TASK STATEMENT.
Pick out the lines containing "Achtung".

GIVEN RECORDS.

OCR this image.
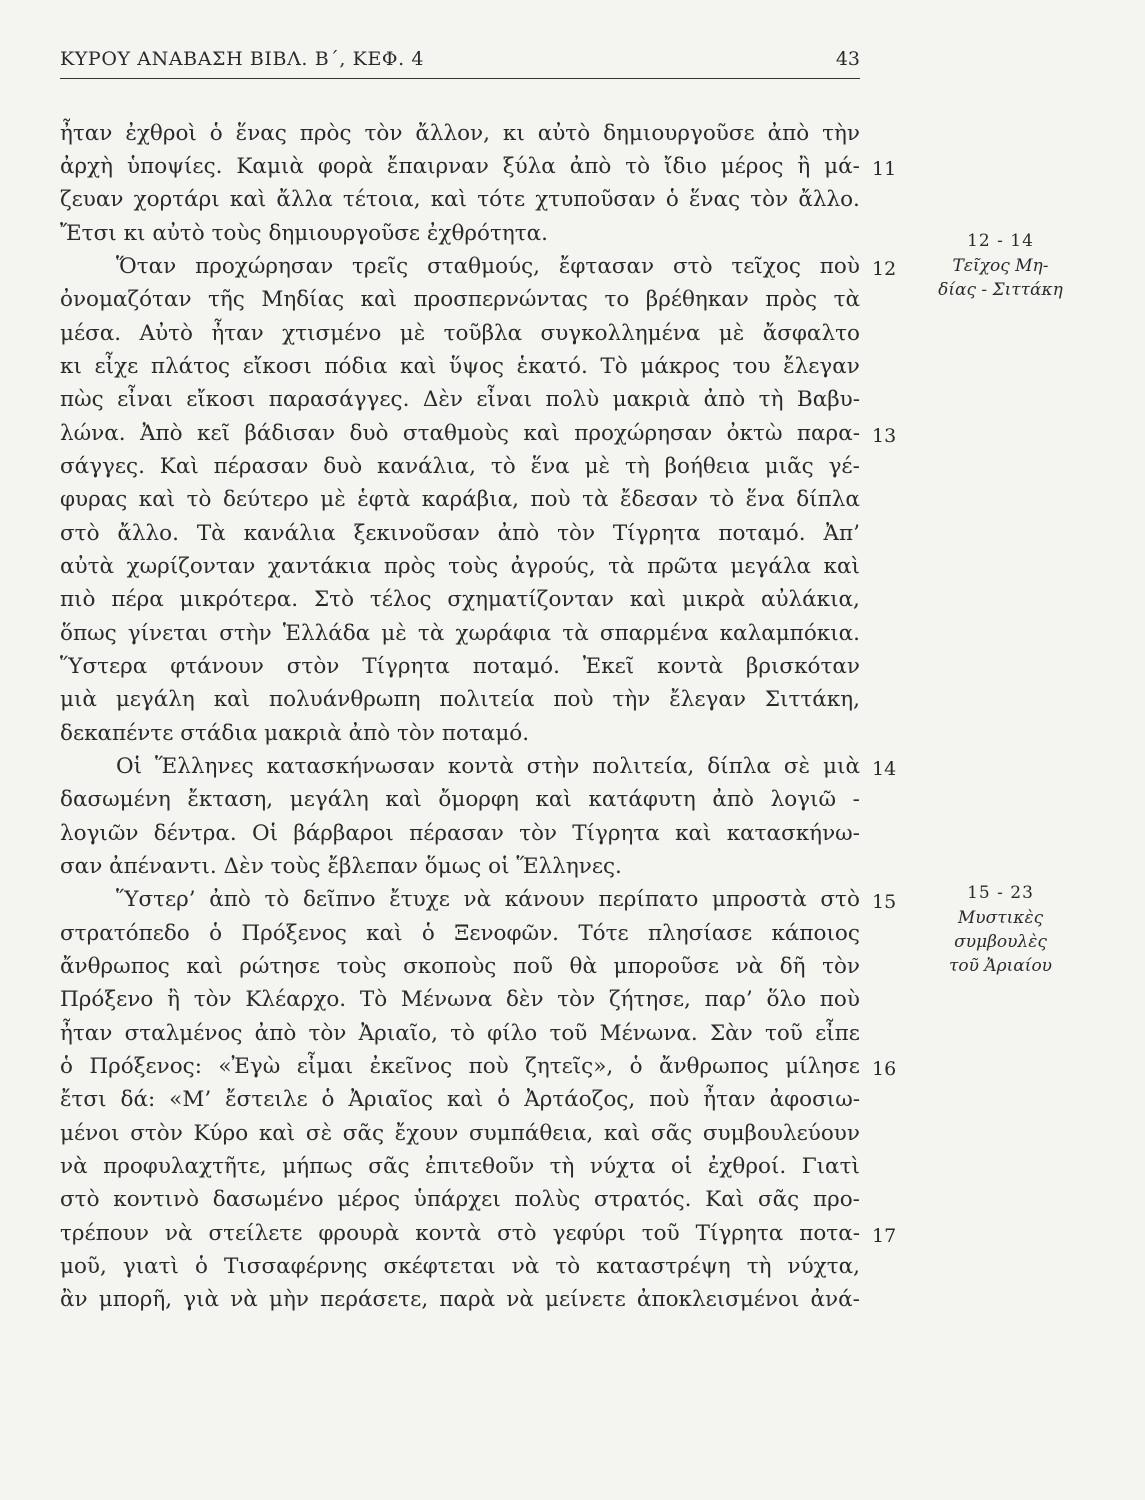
ΚΥΡΟΥ ΑΝΑΒΑΣΗ ΒΙΒΛ. Β΄, ΚΕΦ. 4	43
ἦταν ἐχθροὶ ὁ ἕνας πρὸς τὸν ἄλλον, κι αὐτὸ δημιουργοῦσε ἀπὸ τὴν
ἀρχὴ ὑποψίες. Καμιὰ φορὰ ἔπαιρναν ξύλα ἀπὸ τὸ ἴδιο μέρος ἢ μά-
ζευαν χορτάρι καὶ ἄλλα τέτοια, καὶ τότε χτυποῦσαν ὁ ἕνας τὸν ἄλλο.
Ἔτσι κι αὐτὸ τοὺς δημιουργοῦσε ἐχθρότητα.
Ὅταν προχώρησαν τρεῖς σταθμούς, ἔφτασαν στὸ τεῖχος ποὺ
ὀνομαζόταν τῆς Μηδίας καὶ προσπερνώντας το βρέθηκαν πρὸς τὰ
μέσα. Αὐτὸ ἦταν χτισμένο μὲ τοῦβλα συγκολλημένα μὲ ἄσφαλτο
κι εἶχε πλάτος εἴκοσι πόδια καὶ ὕψος ἑκατό. Τὸ μάκρος του ἔλεγαν
πὼς εἶναι εἴκοσι παρασάγγες. Δὲν εἶναι πολὺ μακριὰ ἀπὸ τὴ Βαβυ-
λώνα. Ἀπὸ κεῖ βάδισαν δυὸ σταθμοὺς καὶ προχώρησαν ὀκτὼ παρα-
σάγγες. Καὶ πέρασαν δυὸ κανάλια, τὸ ἕνα μὲ τὴ βοήθεια μιᾶς γέ-
φυρας καὶ τὸ δεύτερο μὲ ἑφτὰ καράβια, ποὺ τὰ ἔδεσαν τὸ ἕνα δίπλα
στὸ ἄλλο. Τὰ κανάλια ξεκινοῦσαν ἀπὸ τὸν Τίγρητα ποταμό. Ἀπ’
αὐτὰ χωρίζονταν χαντάκια πρὸς τοὺς ἀγρούς, τὰ πρῶτα μεγάλα καὶ
πιὸ πέρα μικρότερα. Στὸ τέλος σχηματίζονταν καὶ μικρὰ αὐλάκια,
ὅπως γίνεται στὴν Ἑλλάδα μὲ τὰ χωράφια τὰ σπαρμένα καλαμπόκια.
Ὕστερα φτάνουν στὸν Τίγρητα ποταμό. Ἐκεῖ κοντὰ βρισκόταν
μιὰ μεγάλη καὶ πολυάνθρωπη πολιτεία ποὺ τὴν ἔλεγαν Σιττάκη,
δεκαπέντε στάδια μακριὰ ἀπὸ τὸν ποταμό.
Οἱ Ἕλληνες κατασκήνωσαν κοντὰ στὴν πολιτεία, δίπλα σὲ μιὰ
δασωμένη ἔκταση, μεγάλη καὶ ὄμορφη καὶ κατάφυτη ἀπὸ λογιῶ -
λογιῶν δέντρα. Οἱ βάρβαροι πέρασαν τὸν Τίγρητα καὶ κατασκήνω-
σαν ἀπέναντι. Δὲν τοὺς ἔβλεπαν ὅμως οἱ Ἕλληνες.
Ὕστερ’ ἀπὸ τὸ δεῖπνο ἔτυχε νὰ κάνουν περίπατο μπροστὰ στὸ
στρατόπεδο ὁ Πρόξενος καὶ ὁ Ξενοφῶν. Τότε πλησίασε κάποιος
ἄνθρωπος καὶ ρώτησε τοὺς σκοποὺς ποῦ θὰ μποροῦσε νὰ δῆ τὸν
Πρόξενο ἢ τὸν Κλέαρχο. Τὸ Μένωνα δὲν τὸν ζήτησε, παρ’ ὅλο ποὺ
ἦταν σταλμένος ἀπὸ τὸν Ἀριαῖο, τὸ φίλο τοῦ Μένωνα. Σὰν τοῦ εἶπε
ὁ Πρόξενος: «Ἐγὼ εἶμαι ἐκεῖνος ποὺ ζητεῖς», ὁ ἄνθρωπος μίλησε
ἔτσι δά: «Μ’ ἔστειλε ὁ Ἀριαῖος καὶ ὁ Ἀρτάοζος, ποὺ ἦταν ἀφοσιω-
μένοι στὸν Κύρο καὶ σὲ σᾶς ἔχουν συμπάθεια, καὶ σᾶς συμβουλεύουν
νὰ προφυλαχτῆτε, μήπως σᾶς ἐπιτεθοῦν τὴ νύχτα οἱ ἐχθροί. Γιατὶ
στὸ κοντινὸ δασωμένο μέρος ὑπάρχει πολὺς στρατός. Καὶ σᾶς προ-
τρέπουν νὰ στείλετε φρουρὰ κοντὰ στὸ γεφύρι τοῦ Τίγρητα ποτα-
μοῦ, γιατὶ ὁ Τισσαφέρνης σκέφτεται νὰ τὸ καταστρέψη τὴ νύχτα,
ἂν μπορῆ, γιὰ νὰ μὴν περάσετε, παρὰ νὰ μείνετε ἀποκλεισμένοι ἀνά-
11
12
13
14
15
16
17
12 - 14
Τεῖχος Μη-
δίας - Σιττάκη
15 - 23
Μυστικὲς
συμβουλὲς
τοῦ Ἀριαίου
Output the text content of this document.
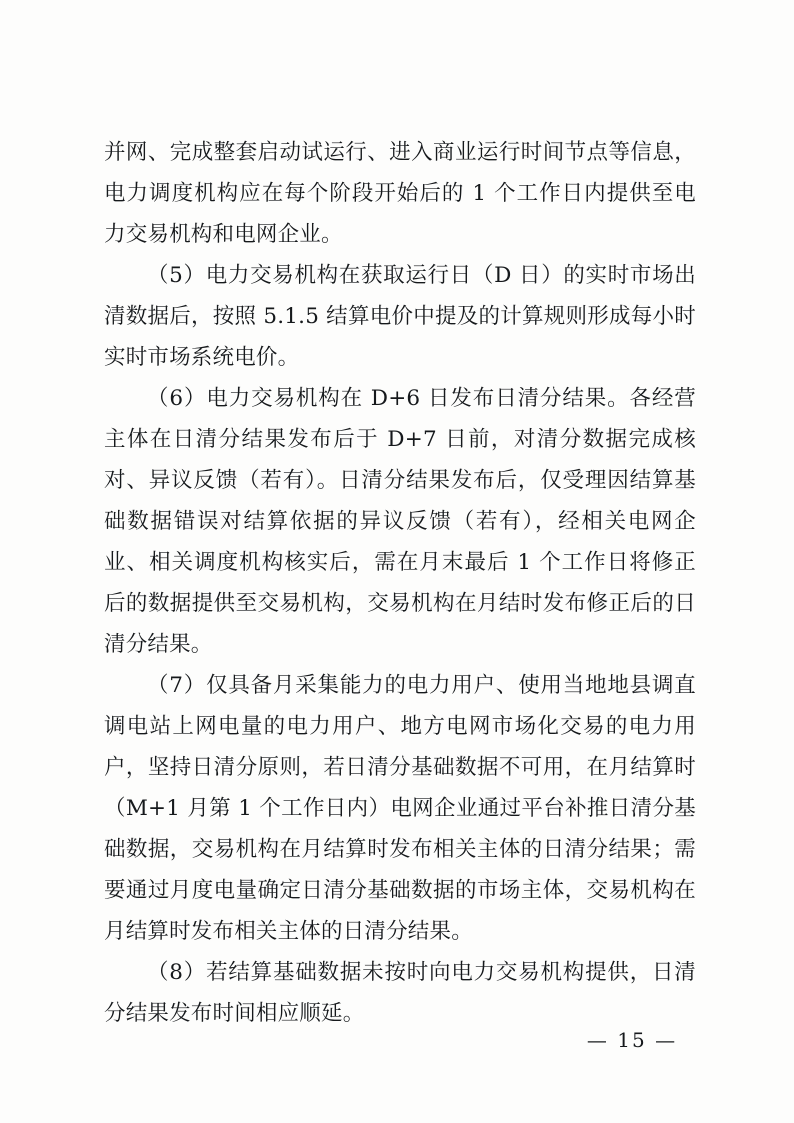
并网、完成整套启动试运行、进入商业运行时间节点等信息，电力调度机构应在每个阶段开始后的 1 个工作日内提供至电力交易机构和电网企业。

（5）电力交易机构在获取运行日（D 日）的实时市场出清数据后，按照 5.1.5 结算电价中提及的计算规则形成每小时实时市场系统电价。

（6）电力交易机构在 D+6 日发布日清分结果。各经营主体在日清分结果发布后于 D+7 日前，对清分数据完成核对、异议反馈（若有）。日清分结果发布后，仅受理因结算基础数据错误对结算依据的异议反馈（若有），经相关电网企业、相关调度机构核实后，需在月末最后 1 个工作日将修正后的数据提供至交易机构，交易机构在月结时发布修正后的日清分结果。

（7）仅具备月采集能力的电力用户、使用当地地县调直调电站上网电量的电力用户、地方电网市场化交易的电力用户，坚持日清分原则，若日清分基础数据不可用，在月结算时（M+1 月第 1 个工作日内）电网企业通过平台补推日清分基础数据，交易机构在月结算时发布相关主体的日清分结果；需要通过月度电量确定日清分基础数据的市场主体，交易机构在月结算时发布相关主体的日清分结果。

（8）若结算基础数据未按时向电力交易机构提供，日清分结果发布时间相应顺延。

— 15 —
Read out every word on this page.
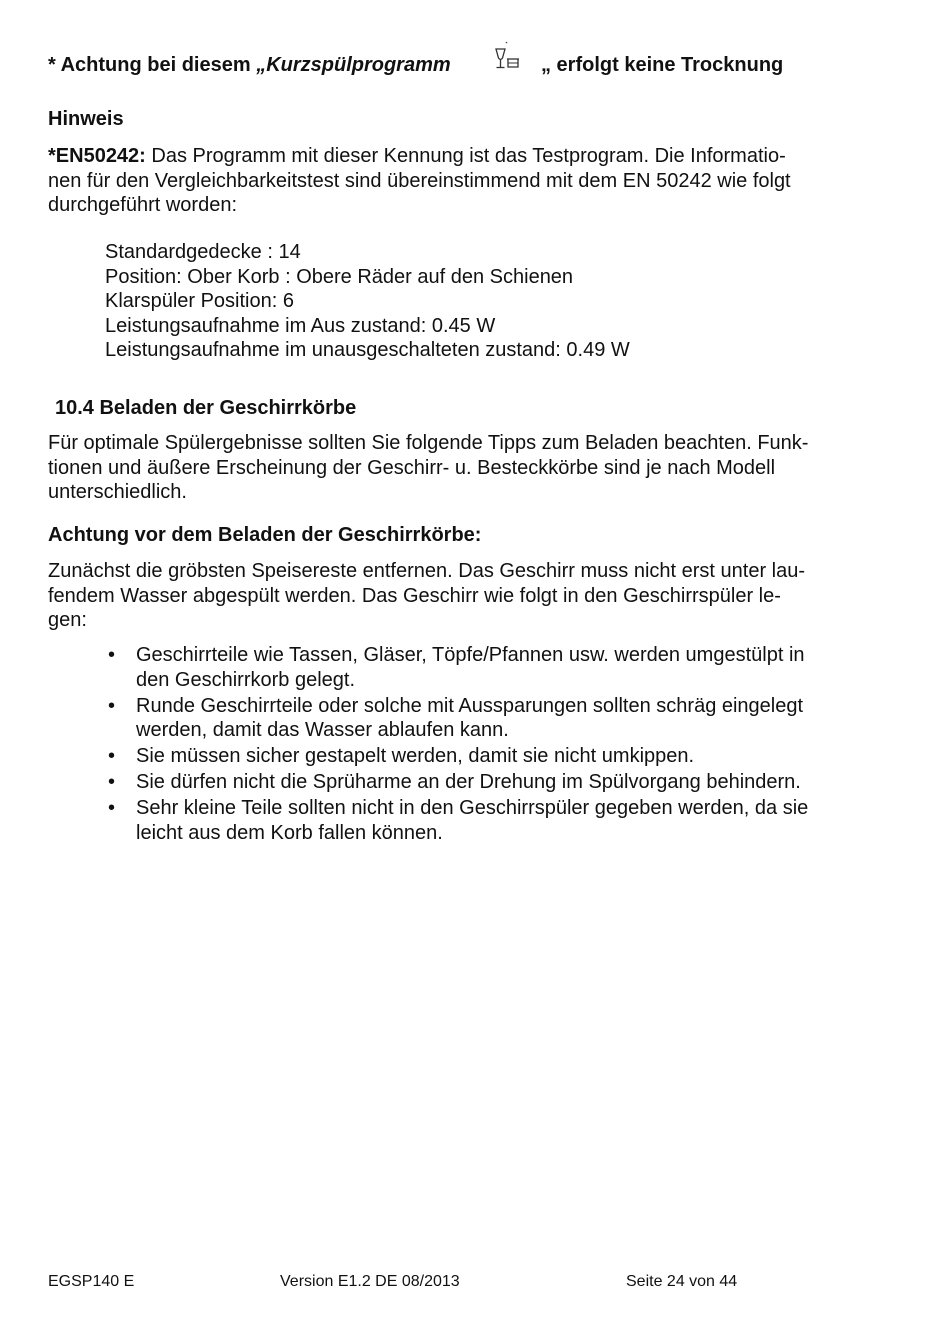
* Achtung bei diesem „Kurzspülprogramm	„ erfolgt keine Trocknung
Hinweis
*EN50242: Das Programm mit dieser Kennung ist das Testprogram. Die Informatio-
nen für den Vergleichbarkeitstest sind übereinstimmend mit dem EN 50242 wie folgt
durchgeführt worden:
Standardgedecke : 14
Position: Ober Korb : Obere Räder auf den Schienen
Klarspüler Position: 6
Leistungsaufnahme im Aus zustand: 0.45 W
Leistungsaufnahme im unausgeschalteten zustand: 0.49 W
10.4 Beladen der Geschirrkörbe
Für optimale Spülergebnisse sollten Sie folgende Tipps zum Beladen beachten. Funk-
tionen und äußere Erscheinung der Geschirr- u. Besteckkörbe sind je nach Modell
unterschiedlich.
Achtung vor dem Beladen der Geschirrkörbe:
Zunächst die gröbsten Speisereste entfernen. Das Geschirr muss nicht erst unter lau-
fendem Wasser abgespült werden. Das Geschirr wie folgt in den Geschirrspüler le-
gen:
• Geschirrteile wie Tassen, Gläser, Töpfe/Pfannen usw. werden umgestülpt in
den Geschirrkorb gelegt.
• Runde Geschirrteile oder solche mit Aussparungen sollten schräg eingelegt
werden, damit das Wasser ablaufen kann.
• Sie müssen sicher gestapelt werden, damit sie nicht umkippen.
• Sie dürfen nicht die Sprüharme an der Drehung im Spülvorgang behindern.
• Sehr kleine Teile sollten nicht in den Geschirrspüler gegeben werden, da sie
leicht aus dem Korb fallen können.
EGSP140 E	Version E1.2 DE 08/2013	Seite 24 von 44
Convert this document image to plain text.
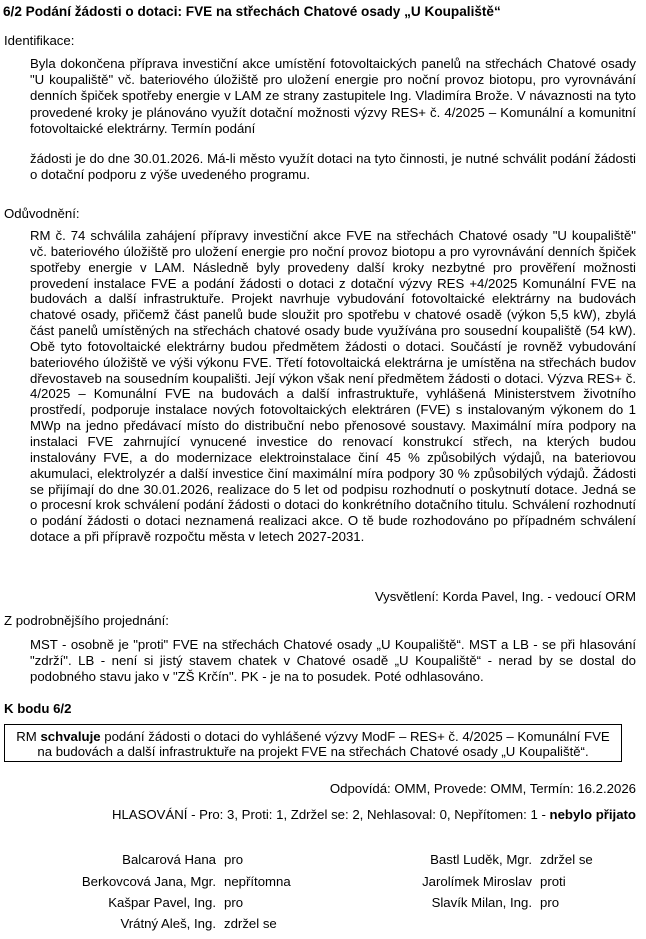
6/2 Podání žádosti o dotaci: FVE na střechách Chatové osady „U Koupaliště“
Identifikace:

Byla dokončena příprava investiční akce umístění fotovoltaických panelů na střechách Chatové osady "U koupaliště" vč. bateriového úložiště pro uložení energie pro noční provoz biotopu, pro vyrovnávání denních špiček spotřeby energie v LAM ze strany zastupitele Ing. Vladimíra Brože. V návaznosti na tyto provedené kroky je plánováno využít dotační možnosti výzvy RES+ č. 4/2025 – Komunální a komunitní fotovoltaické elektrárny. Termín podání

žádosti je do dne 30.01.2026. Má-li město využít dotaci na tyto činnosti, je nutné schválit podání žádosti o dotační podporu z výše uvedeného programu.

Odůvodnění:
RM č. 74 schválila zahájení přípravy investiční akce FVE na střechách Chatové osady "U koupaliště" vč. bateriového úložiště pro uložení energie pro noční provoz biotopu a pro vyrovnávání denních špiček spotřeby energie v LAM. Následně byly provedeny další kroky nezbytné pro prověření možnosti provedení instalace FVE a podání žádosti o dotaci z dotační výzvy RES +4/2025 Komunální FVE na budovách a další infrastruktuře. Projekt navrhuje vybudování fotovoltaické elektrárny na budovách chatové osady, přičemž část panelů bude sloužit pro spotřebu v chatové osadě (výkon 5,5 kW), zbylá část panelů umístěných na střechách chatové osady bude využívána pro sousední koupaliště (54 kW). Obě tyto fotovoltaické elektrárny budou předmětem žádosti o dotaci. Součástí je rovněž vybudování bateriového úložiště ve výši výkonu FVE. Třetí fotovoltaická elektrárna je umístěna na střechách budov dřevostaveb na sousedním koupališti. Její výkon však není předmětem žádosti o dotaci. Výzva RES+ č. 4/2025 – Komunální FVE na budovách a další infrastruktuře, vyhlášená Ministerstvem životního prostředí, podporuje instalace nových fotovoltaických elektráren (FVE) s instalovaným výkonem do 1 MWp na jedno předávací místo do distribuční nebo přenosové soustavy. Maximální míra podpory na instalaci FVE zahrnující vynucené investice do renovací konstrukcí střech, na kterých budou instalovány FVE, a do modernizace elektroinstalace činí 45 % způsobilých výdajů, na bateriovou akumulaci, elektrolyzér a další investice činí maximální míra podpory 30 % způsobilých výdajů. Žádosti se přijímají do dne 30.01.2026, realizace do 5 let od podpisu rozhodnutí o poskytnutí dotace. Jedná se o procesní krok schválení podání žádosti o dotaci do konkrétního dotačního titulu. Schválení rozhodnutí o podání žádosti o dotaci neznamená realizaci akce. O tě bude rozhodováno po případném schválení dotace a při přípravě rozpočtu města v letech 2027-2031.
Vysvětlení: Korda Pavel, Ing. - vedoucí ORM
Z podrobnějšího projednání:
MST - osobně je "proti" FVE na střechách Chatové osady „U Koupaliště“. MST a LB - se při hlasování "zdrží". LB - není si jistý stavem chatek v Chatové osadě „U Koupaliště“ - nerad by se dostal do podobného stavu jako v "ZŠ Krčín". PK - je na to posudek. Poté odhlasováno.
K bodu 6/2
RM schvaluje podání žádosti o dotaci do vyhlášené výzvy ModF – RES+ č. 4/2025 – Komunální FVE na budovách a další infrastruktuře na projekt FVE na střechách Chatové osady „U Koupaliště“.
Odpovídá: OMM, Provede: OMM, Termín: 16.2.2026
HLASOVÁNÍ - Pro: 3, Proti: 1, Zdržel se: 2, Nehlasoval: 0, Nepřítomen: 1 - nebylo přijato
Balcarová Hana pro
Berkovcová Jana, Mgr. nepřítomna
Kašpar Pavel, Ing. pro
Vrátný Aleš, Ing. zdržel se
Bastl Luděk, Mgr. zdržel se
Jarolímek Miroslav proti
Slavík Milan, Ing. pro
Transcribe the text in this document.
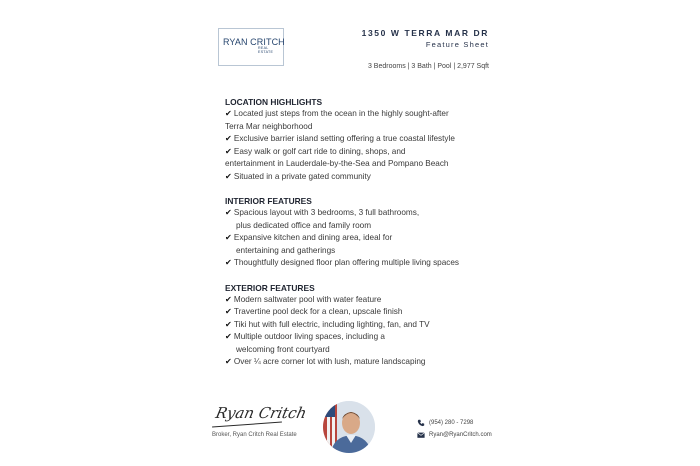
RYAN CRITCH
REAL ESTATE
1350 W TERRA MAR DR
Feature Sheet
3 Bedrooms | 3 Bath | Pool | 2,977 Sqft
LOCATION HIGHLIGHTS
✔ Located just steps from the ocean in the highly sought-after
Terra Mar neighborhood
✔ Exclusive barrier island setting offering a true coastal lifestyle
✔ Easy walk or golf cart ride to dining, shops, and
entertainment in Lauderdale-by-the-Sea and Pompano Beach
✔ Situated in a private gated community
INTERIOR FEATURES
✔ Spacious layout with 3 bedrooms, 3 full bathrooms,
plus dedicated office and family room
✔ Expansive kitchen and dining area, ideal for
entertaining and gatherings
✔ Thoughtfully designed floor plan offering multiple living spaces
EXTERIOR FEATURES
✔ Modern saltwater pool with water feature
✔ Travertine pool deck for a clean, upscale finish
✔ Tiki hut with full electric, including lighting, fan, and TV
✔ Multiple outdoor living spaces, including a
welcoming front courtyard
✔ Over ¼ acre corner lot with lush, mature landscaping
Ryan Critch
Broker, Ryan Critch Real Estate
(954) 280 - 7298
Ryan@RyanCritch.com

EXERCISE RESPONSE.
* Achtung bei diesem „Kurzspülprogramm	„ erfolgt keine Trocknung
Achtung vor dem Beladen der Geschirrkörbe:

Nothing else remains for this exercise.